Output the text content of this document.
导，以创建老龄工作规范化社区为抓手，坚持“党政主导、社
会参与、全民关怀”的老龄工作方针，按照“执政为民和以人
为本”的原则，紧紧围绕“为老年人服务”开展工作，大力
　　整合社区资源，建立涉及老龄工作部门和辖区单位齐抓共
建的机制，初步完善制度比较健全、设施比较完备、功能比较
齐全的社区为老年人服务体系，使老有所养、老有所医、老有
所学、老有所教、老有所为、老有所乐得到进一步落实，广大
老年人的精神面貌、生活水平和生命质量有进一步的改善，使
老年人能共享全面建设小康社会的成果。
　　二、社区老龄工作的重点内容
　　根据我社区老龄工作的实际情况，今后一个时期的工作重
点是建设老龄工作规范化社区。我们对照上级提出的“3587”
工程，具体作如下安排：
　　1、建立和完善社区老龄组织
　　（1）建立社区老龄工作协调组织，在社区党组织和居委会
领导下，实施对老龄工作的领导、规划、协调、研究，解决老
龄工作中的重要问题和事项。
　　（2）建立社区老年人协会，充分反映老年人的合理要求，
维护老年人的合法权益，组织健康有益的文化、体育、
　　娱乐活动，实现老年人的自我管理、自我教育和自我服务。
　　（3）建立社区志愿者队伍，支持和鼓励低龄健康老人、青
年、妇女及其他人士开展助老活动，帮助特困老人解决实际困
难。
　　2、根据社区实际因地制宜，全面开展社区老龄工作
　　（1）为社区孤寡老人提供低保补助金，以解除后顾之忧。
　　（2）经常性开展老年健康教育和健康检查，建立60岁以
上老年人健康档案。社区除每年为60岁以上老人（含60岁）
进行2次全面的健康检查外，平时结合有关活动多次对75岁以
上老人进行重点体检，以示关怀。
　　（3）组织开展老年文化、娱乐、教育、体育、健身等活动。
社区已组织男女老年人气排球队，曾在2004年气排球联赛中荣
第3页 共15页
*****
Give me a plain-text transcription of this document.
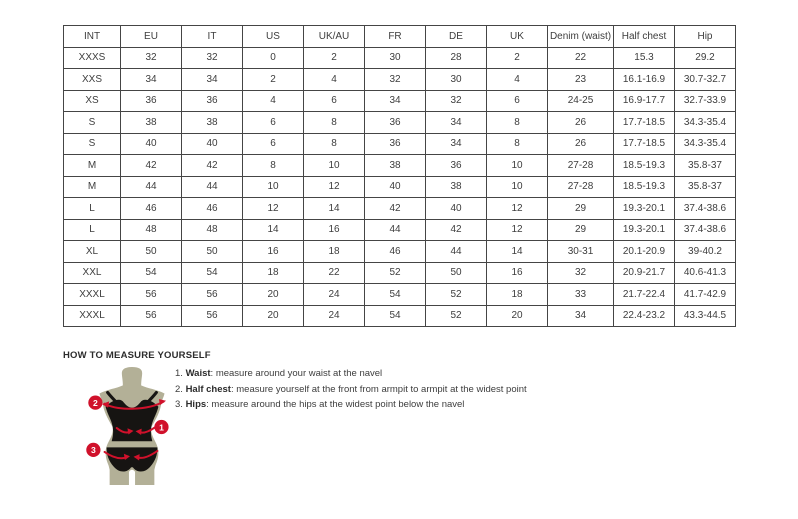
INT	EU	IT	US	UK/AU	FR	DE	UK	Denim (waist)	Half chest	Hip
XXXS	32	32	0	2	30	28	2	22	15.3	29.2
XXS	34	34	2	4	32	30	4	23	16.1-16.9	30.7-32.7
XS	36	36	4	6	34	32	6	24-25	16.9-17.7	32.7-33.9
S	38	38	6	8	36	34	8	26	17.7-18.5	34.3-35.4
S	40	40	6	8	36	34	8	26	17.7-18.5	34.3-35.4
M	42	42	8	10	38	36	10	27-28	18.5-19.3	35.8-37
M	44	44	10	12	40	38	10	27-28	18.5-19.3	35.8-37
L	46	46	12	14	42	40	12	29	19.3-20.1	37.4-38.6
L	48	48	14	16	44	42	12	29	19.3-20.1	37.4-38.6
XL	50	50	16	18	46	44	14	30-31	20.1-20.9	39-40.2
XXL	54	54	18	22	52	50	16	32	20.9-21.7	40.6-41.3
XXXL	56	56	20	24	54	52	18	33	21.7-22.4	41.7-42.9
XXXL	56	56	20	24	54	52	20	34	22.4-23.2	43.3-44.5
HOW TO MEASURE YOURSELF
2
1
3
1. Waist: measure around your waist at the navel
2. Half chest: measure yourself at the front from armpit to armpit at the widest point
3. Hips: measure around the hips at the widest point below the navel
*****
STATED EXERCISE = Search the entries for the word "Half", then list each line that holds it.

THE RESPONSE =
INT	EU	IT	US	UK/AU	FR	DE	UK	Denim (waist)	Half chest	Hip
2. Half chest: measure yourself at the front from armpit to armpit at the widest point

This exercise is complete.